◆ Items
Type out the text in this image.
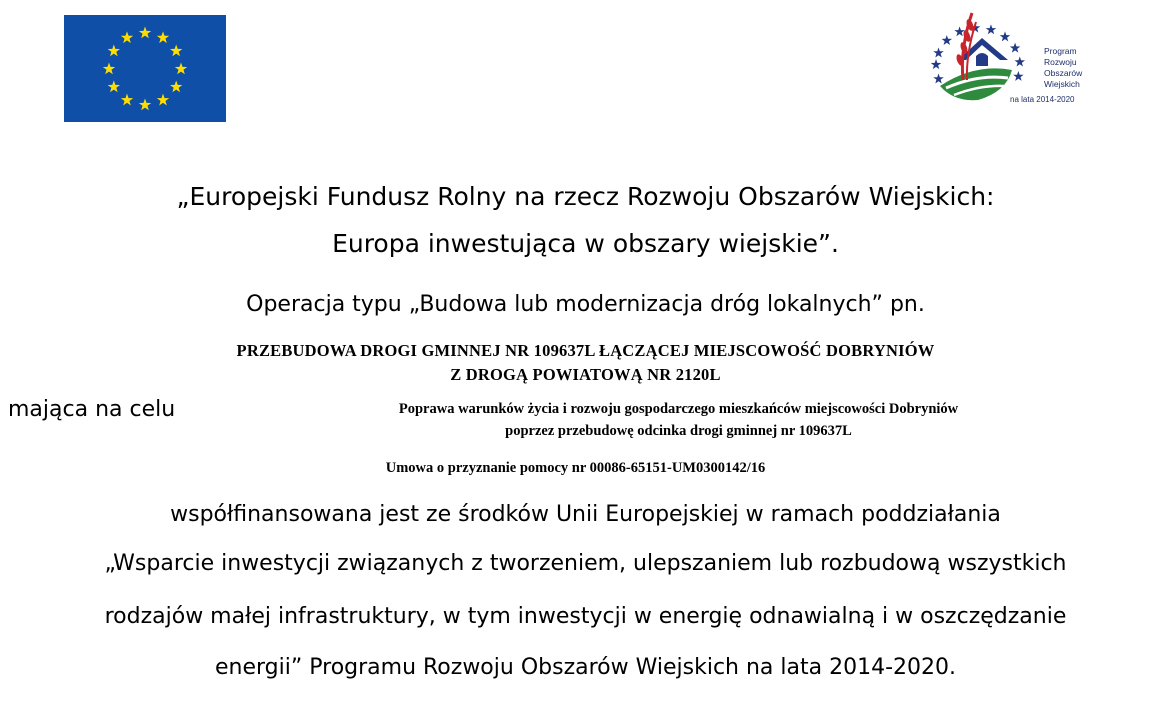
Program
Rozwoju
Obszarów
Wiejskich
na lata 2014-2020
„Europejski Fundusz Rolny na rzecz Rozwoju Obszarów Wiejskich:
Europa inwestująca w obszary wiejskie”.
Operacja typu „Budowa lub modernizacja dróg lokalnych” pn.
PRZEBUDOWA DROGI GMINNEJ NR 109637L ŁĄCZĄCEJ MIEJSCOWOŚĆ DOBRYNIÓW
Z DROGĄ POWIATOWĄ NR 2120L
mająca na celu	Poprawa warunków życia i rozwoju gospodarczego mieszkańców miejscowości Dobryniów
poprzez przebudowę odcinka drogi gminnej nr 109637L
Umowa o przyznanie pomocy nr 00086-65151-UM0300142/16
współfinansowana jest ze środków Unii Europejskiej w ramach poddziałania
„Wsparcie inwestycji związanych z tworzeniem, ulepszaniem lub rozbudową wszystkich
rodzajów małej infrastruktury, w tym inwestycji w energię odnawialną i w oszczędzanie
energii” Programu Rozwoju Obszarów Wiejskich na lata 2014-2020.
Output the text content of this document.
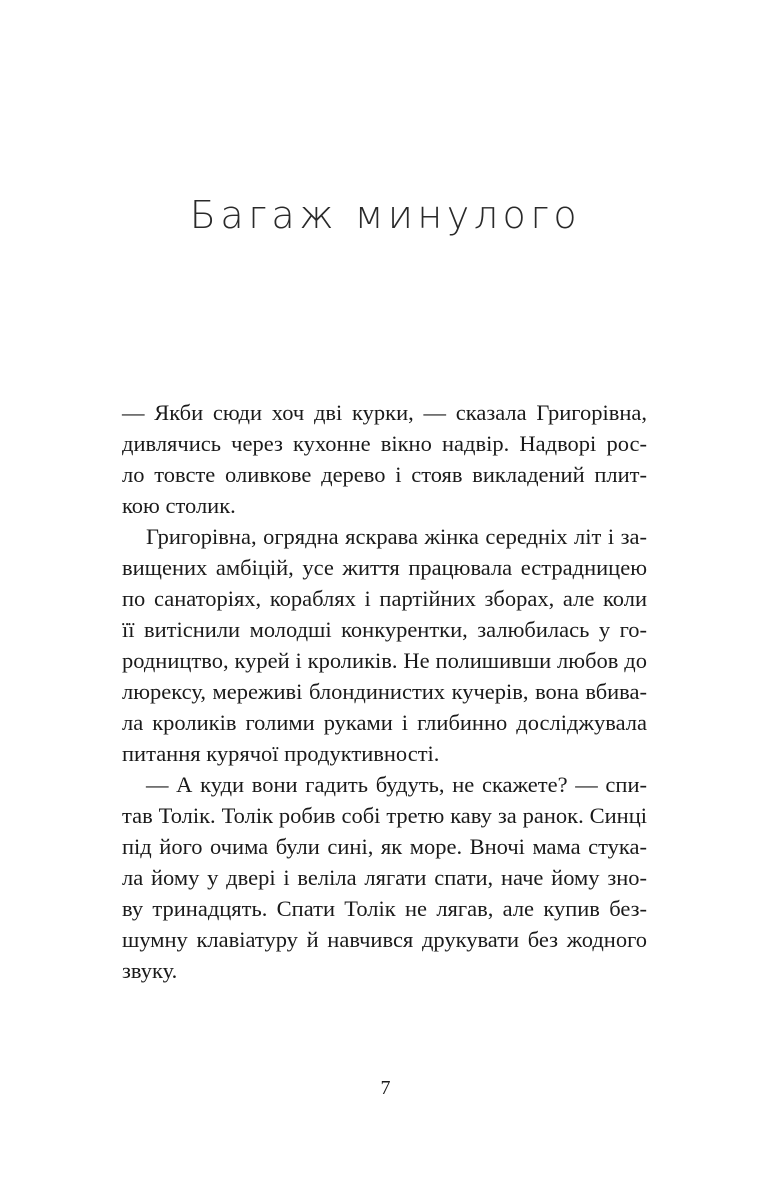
Багаж минулого

— Якби сюди хоч дві курки, — сказала Григорівна,
дивлячись через кухонне вікно надвір. Надворі рос-
ло товсте оливкове дерево і стояв викладений плит-
кою столик.

Григорівна, огрядна яскрава жінка середніх літ і за-
вищених амбіцій, усе життя працювала естрадницею
по санаторіях, кораблях і партійних зборах, але коли
її витіснили молодші конкурентки, залюбилась у го-
родництво, курей і кроликів. Не полишивши любов до
люрексу, мереживі блондинистих кучерів, вона вбива-
ла кроликів голими руками і глибинно досліджувала
питання курячої продуктивності.

— А куди вони гадить будуть, не скажете? — спи-
тав Толік. Толік робив собі третю каву за ранок. Синці
під його очима були сині, як море. Вночі мама стука-
ла йому у двері і веліла лягати спати, наче йому зно-
ву тринадцять. Спати Толік не лягав, але купив без-
шумну клавіатуру й навчився друкувати без жодного
звуку.

7
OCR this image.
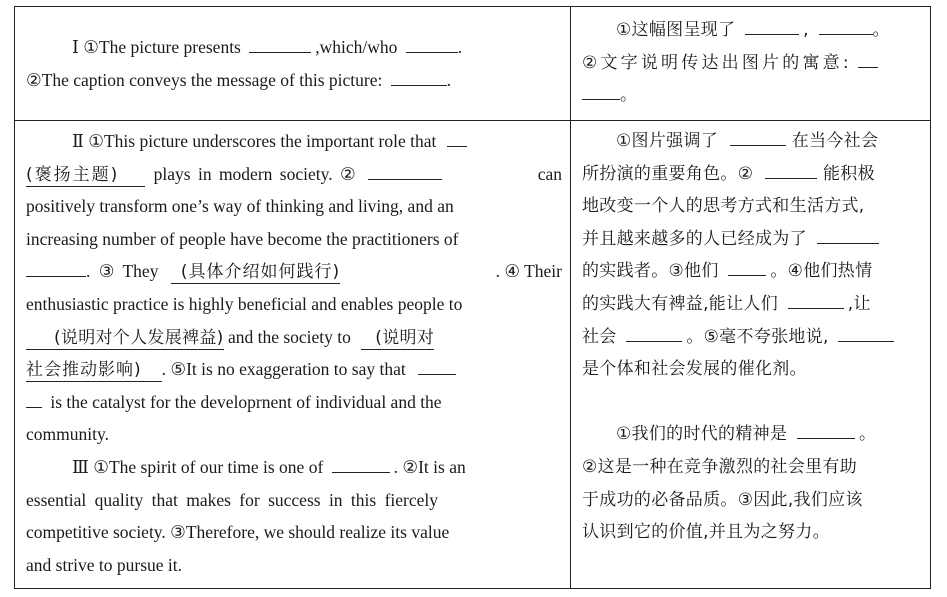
Ⅰ ①The picture presents	,which/who	.
②The caption conveys the message of this picture:	.
①这幅图呈现了	,	。
②文字说明传达出图片的寓意:
。
Ⅱ ①This picture underscores the important role that
(褒扬主题) plays in modern society. ②	can
positively transform one’s way of thinking and living, and an
increasing number of people have become the practitioners of
. ③ They (具体介绍如何践行)	. ④ Their
enthusiastic practice is highly beneficial and enables people to
(说明对个人发展裨益) and the society to (说明对
社会推动影响) . ⑤It is no exaggeration to say that
is the catalyst for the developrnent of individual and the
community.
Ⅲ ①The spirit of our time is one of	. ②It is an
essential quality that makes for success in this fiercely
competitive society. ③Therefore, we should realize its value
and strive to pursue it.
①图片强调了	在当今社会
所扮演的重要角色。②	能积极
地改变一个人的思考方式和生活方式,
并且越来越多的人已经成为了
的实践者。③他们	。④他们热情
的实践大有裨益,能让人们	,让
社会	。⑤毫不夸张地说,
是个体和社会发展的催化剂。
①我们的时代的精神是	。
②这是一种在竞争激烈的社会里有助
于成功的必备品质。③因此,我们应该
认识到它的价值,并且为之努力。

◆ What is asked
Check each line of the records for the word "Wiejskich", and show the lines that contain it.

◆ The result
Wiejskich
„Europejski Fundusz Rolny na rzecz Rozwoju Obszarów Wiejskich:
energii” Programu Rozwoju Obszarów Wiejskich na lata 2014-2020.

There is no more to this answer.